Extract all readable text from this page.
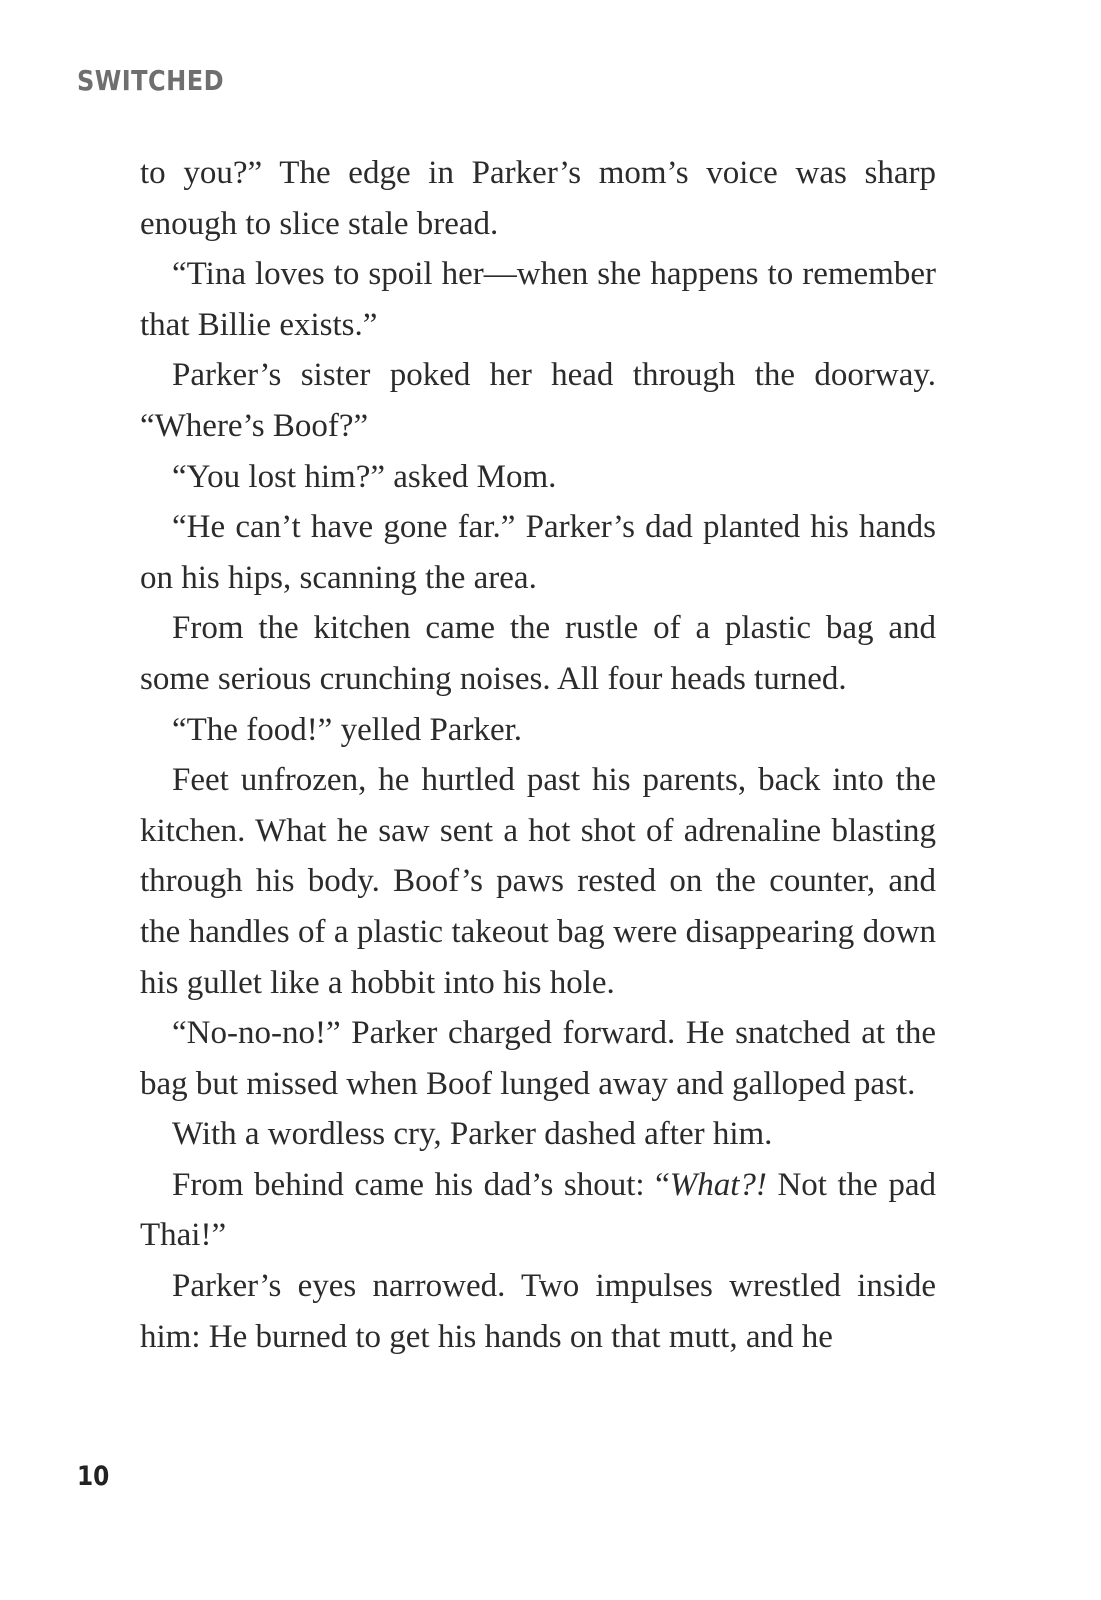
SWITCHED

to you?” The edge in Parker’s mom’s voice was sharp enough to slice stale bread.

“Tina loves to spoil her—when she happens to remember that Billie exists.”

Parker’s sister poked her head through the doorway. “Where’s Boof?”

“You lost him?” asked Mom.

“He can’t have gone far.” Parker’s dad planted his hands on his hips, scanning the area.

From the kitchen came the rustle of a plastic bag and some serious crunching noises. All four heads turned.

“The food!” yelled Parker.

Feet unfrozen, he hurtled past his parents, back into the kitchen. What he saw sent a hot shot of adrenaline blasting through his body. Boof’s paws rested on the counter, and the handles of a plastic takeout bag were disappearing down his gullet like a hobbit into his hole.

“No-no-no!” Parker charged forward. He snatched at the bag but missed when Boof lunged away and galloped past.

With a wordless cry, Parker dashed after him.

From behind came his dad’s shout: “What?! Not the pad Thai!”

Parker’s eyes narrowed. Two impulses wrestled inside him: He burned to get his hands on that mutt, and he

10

---

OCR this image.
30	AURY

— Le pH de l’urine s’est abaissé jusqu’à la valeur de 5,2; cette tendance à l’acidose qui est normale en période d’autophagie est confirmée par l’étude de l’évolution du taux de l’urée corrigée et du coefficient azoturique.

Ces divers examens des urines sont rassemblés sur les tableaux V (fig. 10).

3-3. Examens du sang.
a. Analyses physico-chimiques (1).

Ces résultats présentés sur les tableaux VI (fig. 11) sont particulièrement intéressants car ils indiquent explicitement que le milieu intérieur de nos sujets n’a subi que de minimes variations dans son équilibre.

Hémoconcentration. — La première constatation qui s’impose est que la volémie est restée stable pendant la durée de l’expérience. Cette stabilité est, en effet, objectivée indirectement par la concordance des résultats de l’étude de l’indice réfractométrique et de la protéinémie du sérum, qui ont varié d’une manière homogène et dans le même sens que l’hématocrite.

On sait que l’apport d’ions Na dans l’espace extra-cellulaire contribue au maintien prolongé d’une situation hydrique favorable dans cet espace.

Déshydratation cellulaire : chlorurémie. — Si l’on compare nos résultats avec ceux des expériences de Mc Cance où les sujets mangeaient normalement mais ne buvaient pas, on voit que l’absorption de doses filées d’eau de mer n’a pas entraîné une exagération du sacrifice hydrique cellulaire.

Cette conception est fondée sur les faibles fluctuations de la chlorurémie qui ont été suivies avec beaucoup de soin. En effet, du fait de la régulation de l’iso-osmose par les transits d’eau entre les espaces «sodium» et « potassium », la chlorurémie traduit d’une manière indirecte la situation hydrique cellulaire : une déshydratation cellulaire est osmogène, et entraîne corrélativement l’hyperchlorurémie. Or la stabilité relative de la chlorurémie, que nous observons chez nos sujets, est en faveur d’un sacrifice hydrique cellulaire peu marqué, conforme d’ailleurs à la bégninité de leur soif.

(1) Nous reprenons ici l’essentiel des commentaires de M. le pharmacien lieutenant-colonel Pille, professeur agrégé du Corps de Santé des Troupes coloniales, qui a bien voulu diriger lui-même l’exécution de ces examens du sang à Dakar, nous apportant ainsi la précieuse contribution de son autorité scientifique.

- _Short task_
Look through the entries above; copy each line where the string "came" appears.

- _Result for this task_
From the kitchen came the rustle of a plastic bag and some serious crunching noises. All four heads turned.
From behind came his dad’s shout: “What?! Not the pad Thai!”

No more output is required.